Extracted entries:
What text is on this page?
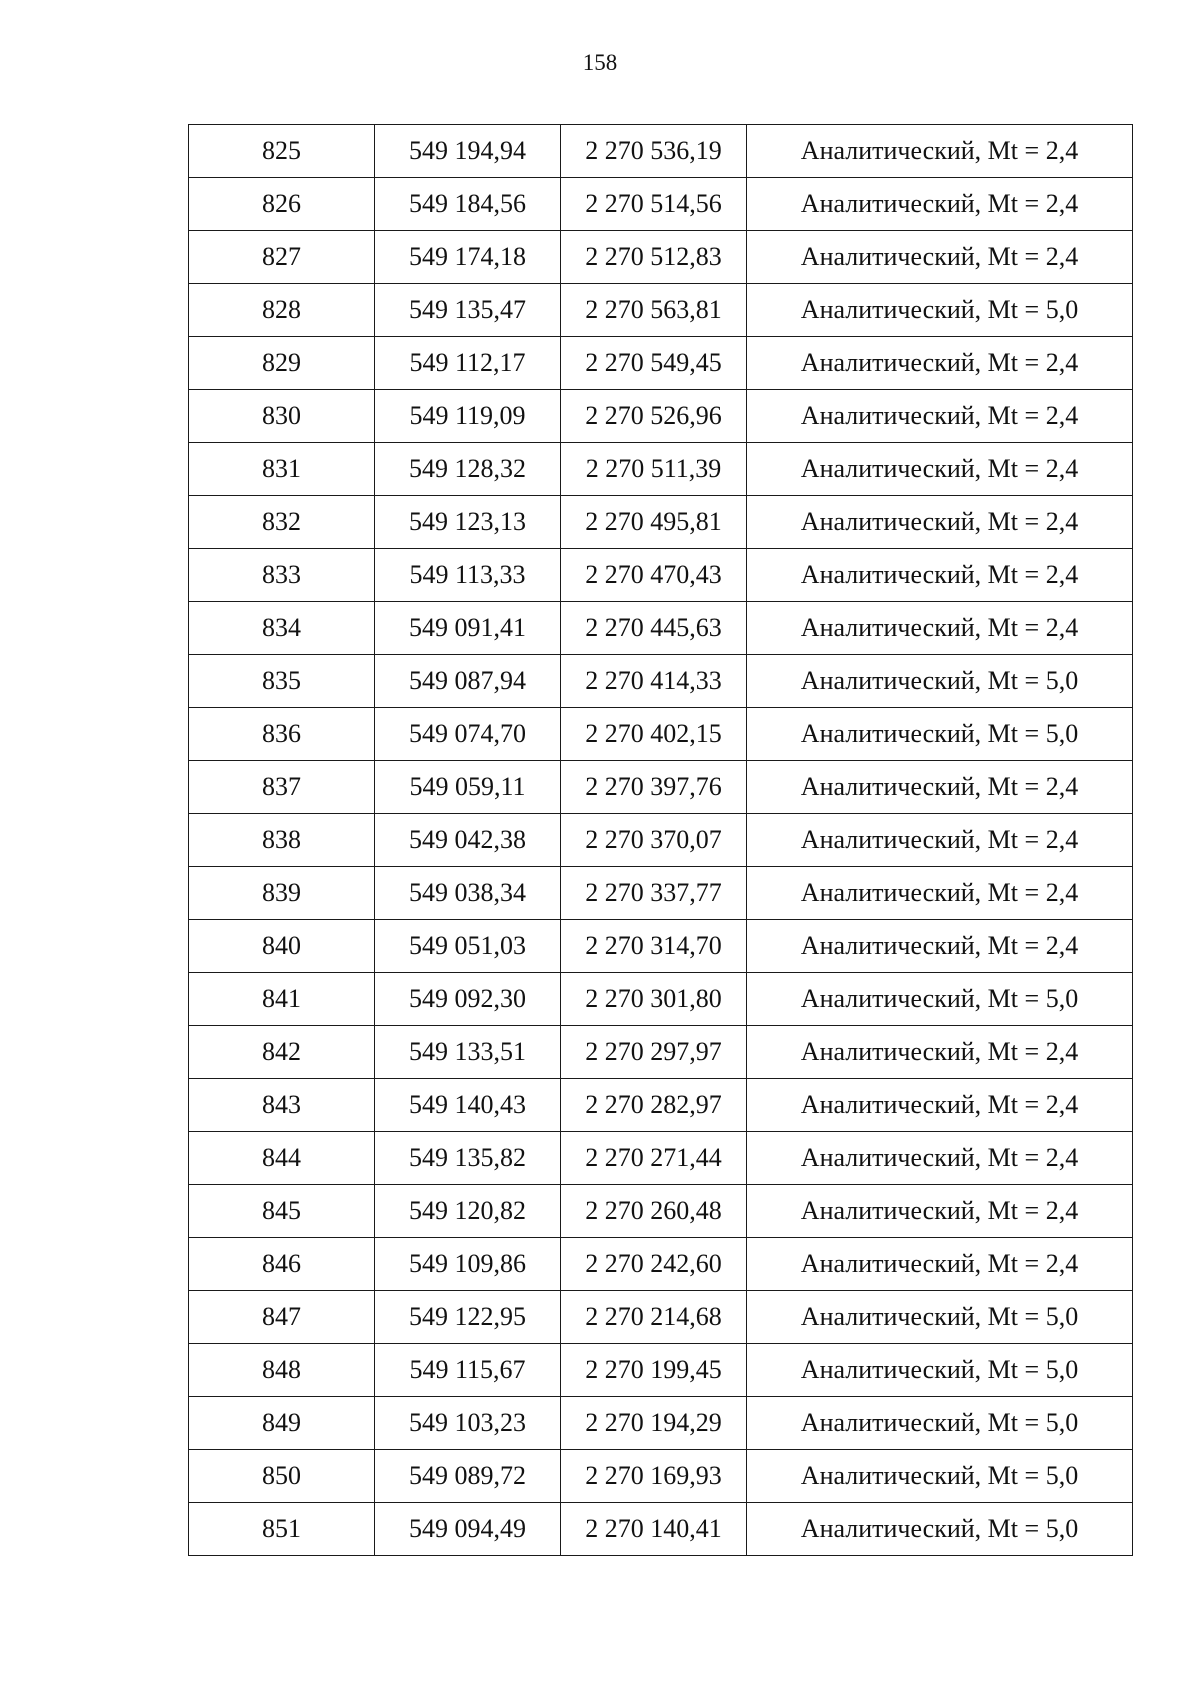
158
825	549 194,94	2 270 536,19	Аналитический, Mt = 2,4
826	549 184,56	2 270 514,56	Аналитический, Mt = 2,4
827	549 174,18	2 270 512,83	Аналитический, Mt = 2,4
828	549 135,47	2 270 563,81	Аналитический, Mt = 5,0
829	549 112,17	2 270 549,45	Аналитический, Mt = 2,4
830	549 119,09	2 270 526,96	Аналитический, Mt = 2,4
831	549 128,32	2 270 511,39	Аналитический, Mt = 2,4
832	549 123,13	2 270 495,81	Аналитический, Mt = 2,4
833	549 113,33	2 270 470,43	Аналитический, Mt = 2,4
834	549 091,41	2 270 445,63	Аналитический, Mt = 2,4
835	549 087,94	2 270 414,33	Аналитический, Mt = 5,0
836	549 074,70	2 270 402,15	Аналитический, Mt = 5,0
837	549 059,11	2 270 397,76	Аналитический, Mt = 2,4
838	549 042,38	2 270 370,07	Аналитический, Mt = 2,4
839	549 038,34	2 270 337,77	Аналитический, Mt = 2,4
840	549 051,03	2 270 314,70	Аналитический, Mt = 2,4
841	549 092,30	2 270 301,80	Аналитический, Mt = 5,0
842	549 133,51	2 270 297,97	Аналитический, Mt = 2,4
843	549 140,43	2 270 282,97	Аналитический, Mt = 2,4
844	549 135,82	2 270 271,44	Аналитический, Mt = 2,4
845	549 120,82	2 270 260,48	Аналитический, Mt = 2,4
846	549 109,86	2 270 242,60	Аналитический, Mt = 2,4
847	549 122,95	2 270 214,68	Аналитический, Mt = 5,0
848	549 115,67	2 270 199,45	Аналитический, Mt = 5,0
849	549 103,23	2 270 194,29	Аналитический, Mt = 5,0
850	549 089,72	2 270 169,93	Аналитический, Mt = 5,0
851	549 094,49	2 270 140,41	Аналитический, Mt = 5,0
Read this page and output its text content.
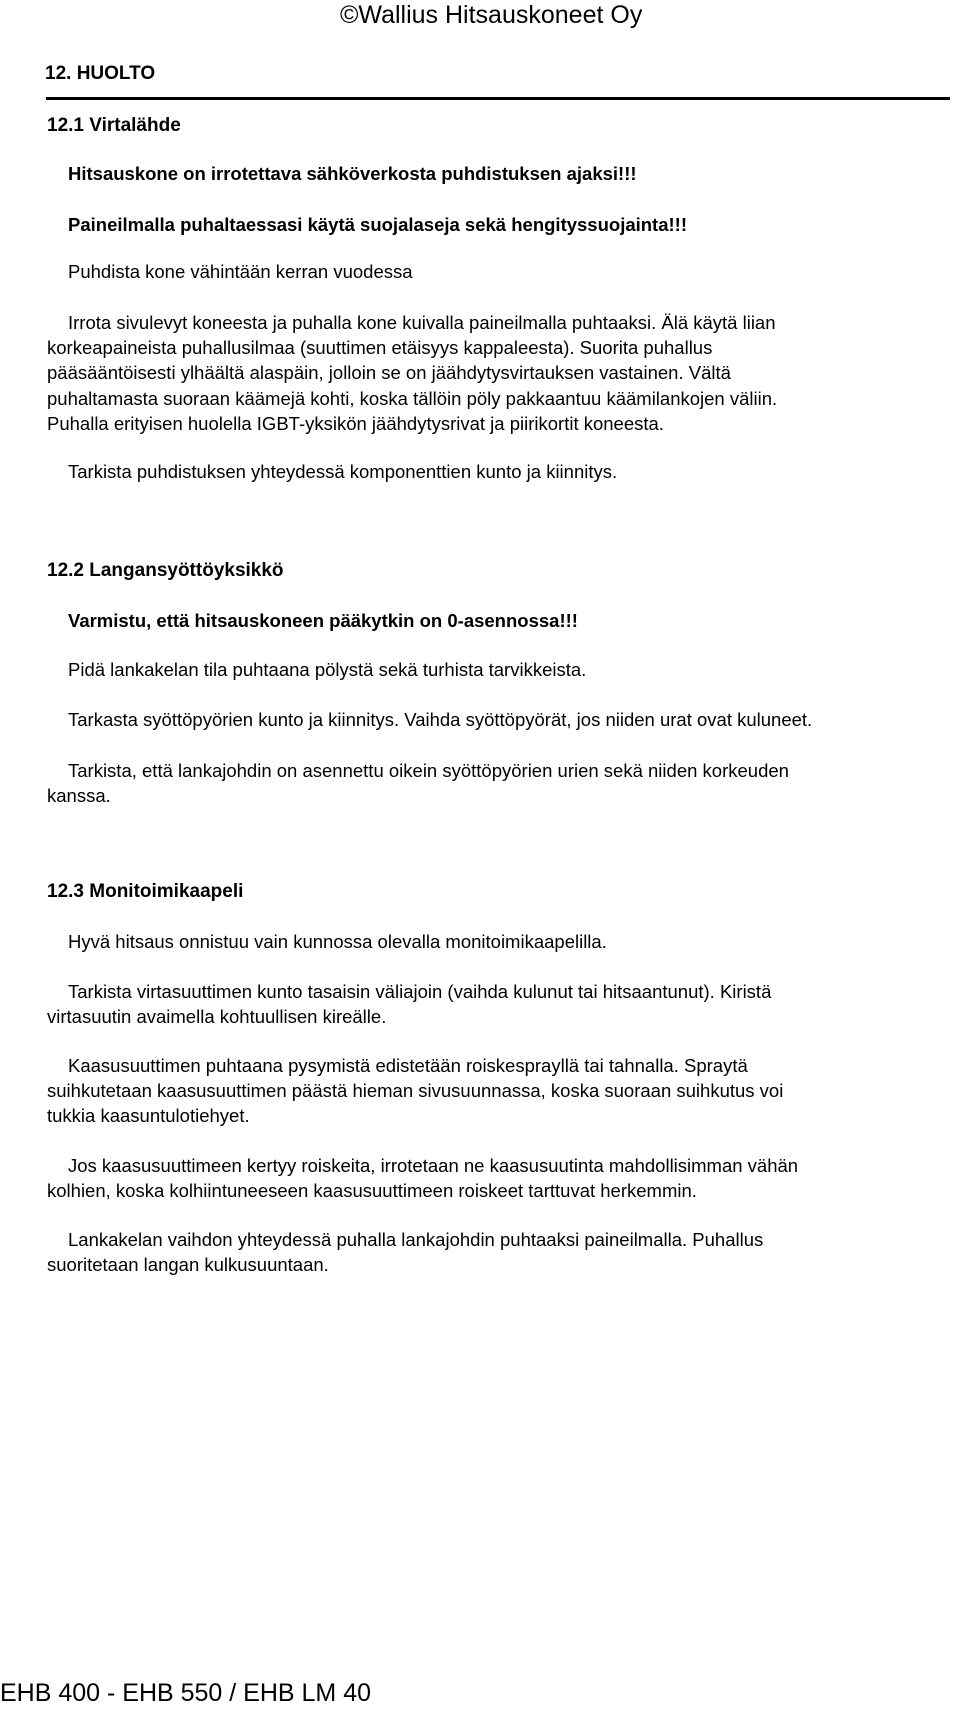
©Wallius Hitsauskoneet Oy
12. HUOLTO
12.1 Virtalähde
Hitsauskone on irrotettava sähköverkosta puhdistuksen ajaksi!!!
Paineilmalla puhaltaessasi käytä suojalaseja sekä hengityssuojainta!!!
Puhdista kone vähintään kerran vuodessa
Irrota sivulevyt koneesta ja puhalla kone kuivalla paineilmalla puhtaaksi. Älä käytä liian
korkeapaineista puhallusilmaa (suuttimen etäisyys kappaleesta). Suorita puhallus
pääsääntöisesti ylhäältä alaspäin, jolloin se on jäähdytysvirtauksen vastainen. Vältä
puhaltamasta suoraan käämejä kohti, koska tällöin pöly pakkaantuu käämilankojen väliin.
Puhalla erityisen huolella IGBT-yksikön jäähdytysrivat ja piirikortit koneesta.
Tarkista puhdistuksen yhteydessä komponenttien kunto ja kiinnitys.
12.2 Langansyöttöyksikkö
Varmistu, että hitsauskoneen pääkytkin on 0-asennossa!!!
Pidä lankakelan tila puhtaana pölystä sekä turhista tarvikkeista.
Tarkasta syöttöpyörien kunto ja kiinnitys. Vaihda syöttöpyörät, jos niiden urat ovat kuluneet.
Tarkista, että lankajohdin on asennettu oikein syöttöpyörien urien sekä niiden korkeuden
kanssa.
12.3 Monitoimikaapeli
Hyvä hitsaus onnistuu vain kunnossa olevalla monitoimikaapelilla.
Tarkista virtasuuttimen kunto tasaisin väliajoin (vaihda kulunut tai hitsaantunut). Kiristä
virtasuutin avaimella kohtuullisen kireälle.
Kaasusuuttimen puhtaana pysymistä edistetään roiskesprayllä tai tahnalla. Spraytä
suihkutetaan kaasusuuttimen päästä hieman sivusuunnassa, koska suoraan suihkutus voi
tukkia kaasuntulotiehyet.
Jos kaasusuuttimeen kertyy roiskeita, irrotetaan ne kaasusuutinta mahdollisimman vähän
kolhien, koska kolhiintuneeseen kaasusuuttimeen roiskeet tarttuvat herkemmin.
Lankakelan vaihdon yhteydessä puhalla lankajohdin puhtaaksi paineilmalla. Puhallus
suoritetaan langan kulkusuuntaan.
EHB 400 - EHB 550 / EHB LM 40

Requirements:
Go through the material and select each line with the string "text" in it.

Task result:
What text is on this page?
Read this page and output its text content.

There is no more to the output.